### Prompt
Read through the entries below and return each line with the word "Varias".

### Given information
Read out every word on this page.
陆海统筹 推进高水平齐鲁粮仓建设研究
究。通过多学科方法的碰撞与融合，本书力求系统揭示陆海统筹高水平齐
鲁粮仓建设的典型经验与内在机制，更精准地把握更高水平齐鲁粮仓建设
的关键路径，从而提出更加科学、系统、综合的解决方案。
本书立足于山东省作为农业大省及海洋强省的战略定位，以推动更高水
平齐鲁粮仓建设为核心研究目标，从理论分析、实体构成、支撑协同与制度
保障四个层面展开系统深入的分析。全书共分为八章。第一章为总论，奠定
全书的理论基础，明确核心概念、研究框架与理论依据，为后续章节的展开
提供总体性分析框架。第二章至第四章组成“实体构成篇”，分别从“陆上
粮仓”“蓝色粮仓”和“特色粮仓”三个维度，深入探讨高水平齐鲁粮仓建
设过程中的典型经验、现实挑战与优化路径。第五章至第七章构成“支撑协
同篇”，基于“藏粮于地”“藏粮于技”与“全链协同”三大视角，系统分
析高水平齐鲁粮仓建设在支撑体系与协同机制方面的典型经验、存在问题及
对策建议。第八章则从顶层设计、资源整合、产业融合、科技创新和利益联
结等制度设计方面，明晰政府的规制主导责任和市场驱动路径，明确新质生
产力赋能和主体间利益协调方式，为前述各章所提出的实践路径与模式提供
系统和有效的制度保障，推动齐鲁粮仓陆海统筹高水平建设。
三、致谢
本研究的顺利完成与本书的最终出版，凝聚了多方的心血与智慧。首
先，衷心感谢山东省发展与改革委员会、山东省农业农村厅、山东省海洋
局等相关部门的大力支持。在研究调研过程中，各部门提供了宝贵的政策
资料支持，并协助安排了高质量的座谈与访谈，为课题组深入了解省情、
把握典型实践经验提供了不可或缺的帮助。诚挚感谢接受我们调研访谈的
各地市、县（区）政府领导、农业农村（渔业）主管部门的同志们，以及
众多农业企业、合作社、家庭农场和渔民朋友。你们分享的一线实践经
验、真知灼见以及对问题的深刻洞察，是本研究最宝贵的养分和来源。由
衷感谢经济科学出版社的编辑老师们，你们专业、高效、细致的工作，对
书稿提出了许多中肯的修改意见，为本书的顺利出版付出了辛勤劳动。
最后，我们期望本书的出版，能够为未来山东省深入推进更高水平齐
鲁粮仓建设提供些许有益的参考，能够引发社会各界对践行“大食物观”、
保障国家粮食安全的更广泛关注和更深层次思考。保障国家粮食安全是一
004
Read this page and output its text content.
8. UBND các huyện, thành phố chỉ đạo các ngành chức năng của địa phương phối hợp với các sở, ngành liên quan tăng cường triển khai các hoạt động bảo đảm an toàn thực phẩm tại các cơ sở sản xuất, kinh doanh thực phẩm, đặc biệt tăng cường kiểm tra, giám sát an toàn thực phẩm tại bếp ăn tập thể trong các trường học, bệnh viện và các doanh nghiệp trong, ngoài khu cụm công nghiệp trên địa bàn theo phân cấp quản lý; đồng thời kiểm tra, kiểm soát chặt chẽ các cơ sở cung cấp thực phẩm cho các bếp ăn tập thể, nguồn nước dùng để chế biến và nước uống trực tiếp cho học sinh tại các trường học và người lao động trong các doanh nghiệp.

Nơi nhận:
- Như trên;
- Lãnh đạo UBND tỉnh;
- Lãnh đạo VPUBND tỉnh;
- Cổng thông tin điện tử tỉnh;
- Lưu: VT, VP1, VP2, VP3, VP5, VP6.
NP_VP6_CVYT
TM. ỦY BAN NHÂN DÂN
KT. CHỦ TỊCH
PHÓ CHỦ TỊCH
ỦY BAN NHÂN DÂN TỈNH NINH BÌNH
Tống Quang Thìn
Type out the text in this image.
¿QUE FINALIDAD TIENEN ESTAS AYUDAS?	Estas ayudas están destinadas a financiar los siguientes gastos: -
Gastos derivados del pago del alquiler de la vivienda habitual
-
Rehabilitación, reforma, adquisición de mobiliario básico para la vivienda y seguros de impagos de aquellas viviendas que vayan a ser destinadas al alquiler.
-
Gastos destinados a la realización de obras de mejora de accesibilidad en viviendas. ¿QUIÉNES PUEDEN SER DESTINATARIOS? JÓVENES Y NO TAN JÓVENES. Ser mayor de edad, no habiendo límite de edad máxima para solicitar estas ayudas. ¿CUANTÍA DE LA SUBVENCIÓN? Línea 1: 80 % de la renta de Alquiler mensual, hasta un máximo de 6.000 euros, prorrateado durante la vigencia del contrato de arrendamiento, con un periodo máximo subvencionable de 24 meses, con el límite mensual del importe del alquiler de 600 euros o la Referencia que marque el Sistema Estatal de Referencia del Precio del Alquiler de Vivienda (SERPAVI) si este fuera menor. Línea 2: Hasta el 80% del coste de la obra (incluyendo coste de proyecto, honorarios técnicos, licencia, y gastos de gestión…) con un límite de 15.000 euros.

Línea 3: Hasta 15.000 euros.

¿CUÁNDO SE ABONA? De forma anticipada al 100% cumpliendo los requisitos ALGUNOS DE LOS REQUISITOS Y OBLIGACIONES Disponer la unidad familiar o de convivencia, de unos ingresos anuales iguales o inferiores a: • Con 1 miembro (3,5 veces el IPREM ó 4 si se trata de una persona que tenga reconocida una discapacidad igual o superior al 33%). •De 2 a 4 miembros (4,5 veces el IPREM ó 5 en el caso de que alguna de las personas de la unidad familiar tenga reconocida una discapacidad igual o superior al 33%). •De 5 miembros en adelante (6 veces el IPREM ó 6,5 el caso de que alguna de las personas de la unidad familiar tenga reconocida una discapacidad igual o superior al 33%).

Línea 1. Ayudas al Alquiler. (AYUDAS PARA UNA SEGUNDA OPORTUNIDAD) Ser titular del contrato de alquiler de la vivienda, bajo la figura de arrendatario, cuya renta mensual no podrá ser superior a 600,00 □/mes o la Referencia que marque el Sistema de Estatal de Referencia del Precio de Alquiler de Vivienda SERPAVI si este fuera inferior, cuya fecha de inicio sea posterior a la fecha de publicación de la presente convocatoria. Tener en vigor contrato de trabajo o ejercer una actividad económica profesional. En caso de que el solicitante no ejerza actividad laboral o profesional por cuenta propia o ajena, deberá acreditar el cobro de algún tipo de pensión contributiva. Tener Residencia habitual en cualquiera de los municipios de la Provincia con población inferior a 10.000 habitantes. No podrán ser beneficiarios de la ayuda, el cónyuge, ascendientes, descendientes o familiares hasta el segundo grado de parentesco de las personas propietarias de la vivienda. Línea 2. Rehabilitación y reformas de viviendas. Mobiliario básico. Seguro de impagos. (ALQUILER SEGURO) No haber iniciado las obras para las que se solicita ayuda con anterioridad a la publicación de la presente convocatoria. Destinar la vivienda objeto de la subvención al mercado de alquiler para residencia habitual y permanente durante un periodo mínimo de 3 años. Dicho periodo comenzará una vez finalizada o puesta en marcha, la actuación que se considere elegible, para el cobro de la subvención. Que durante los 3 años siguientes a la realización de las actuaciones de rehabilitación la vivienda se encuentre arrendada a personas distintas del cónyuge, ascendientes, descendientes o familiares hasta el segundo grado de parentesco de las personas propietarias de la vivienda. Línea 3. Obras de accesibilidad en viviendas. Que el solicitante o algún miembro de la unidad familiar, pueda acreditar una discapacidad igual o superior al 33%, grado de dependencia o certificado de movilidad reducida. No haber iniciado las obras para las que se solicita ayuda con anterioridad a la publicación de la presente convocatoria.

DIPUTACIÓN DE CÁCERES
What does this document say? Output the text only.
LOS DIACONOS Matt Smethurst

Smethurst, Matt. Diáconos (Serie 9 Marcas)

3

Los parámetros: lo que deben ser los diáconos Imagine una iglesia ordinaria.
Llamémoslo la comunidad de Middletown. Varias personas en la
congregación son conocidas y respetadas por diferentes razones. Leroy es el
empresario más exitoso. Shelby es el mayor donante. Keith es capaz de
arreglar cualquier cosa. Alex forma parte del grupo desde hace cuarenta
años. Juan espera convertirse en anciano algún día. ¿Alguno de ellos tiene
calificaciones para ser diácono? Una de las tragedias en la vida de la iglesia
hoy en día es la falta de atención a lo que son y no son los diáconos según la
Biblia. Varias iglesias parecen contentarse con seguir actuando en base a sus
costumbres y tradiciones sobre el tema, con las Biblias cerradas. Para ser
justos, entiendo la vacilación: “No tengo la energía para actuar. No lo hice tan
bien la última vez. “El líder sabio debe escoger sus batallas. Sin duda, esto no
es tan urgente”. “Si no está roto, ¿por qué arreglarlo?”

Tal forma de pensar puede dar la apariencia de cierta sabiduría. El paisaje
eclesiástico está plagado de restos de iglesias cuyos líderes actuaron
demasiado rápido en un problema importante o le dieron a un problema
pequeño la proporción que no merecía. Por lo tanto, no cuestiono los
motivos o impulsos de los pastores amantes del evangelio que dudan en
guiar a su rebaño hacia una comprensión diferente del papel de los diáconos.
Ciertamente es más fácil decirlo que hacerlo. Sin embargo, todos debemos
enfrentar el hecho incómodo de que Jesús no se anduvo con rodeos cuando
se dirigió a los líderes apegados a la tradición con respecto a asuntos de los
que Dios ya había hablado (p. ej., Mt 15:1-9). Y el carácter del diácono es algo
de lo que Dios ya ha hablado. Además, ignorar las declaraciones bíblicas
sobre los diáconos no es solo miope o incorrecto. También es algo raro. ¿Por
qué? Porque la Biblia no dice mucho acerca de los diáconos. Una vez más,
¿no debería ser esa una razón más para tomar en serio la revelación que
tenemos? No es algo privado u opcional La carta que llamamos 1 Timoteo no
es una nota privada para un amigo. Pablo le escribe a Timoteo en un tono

### Full output
Llamémoslo la comunidad de Middletown. Varias personas en la
Biblia. Varias iglesias parecen contentarse con seguir actuando en base a sus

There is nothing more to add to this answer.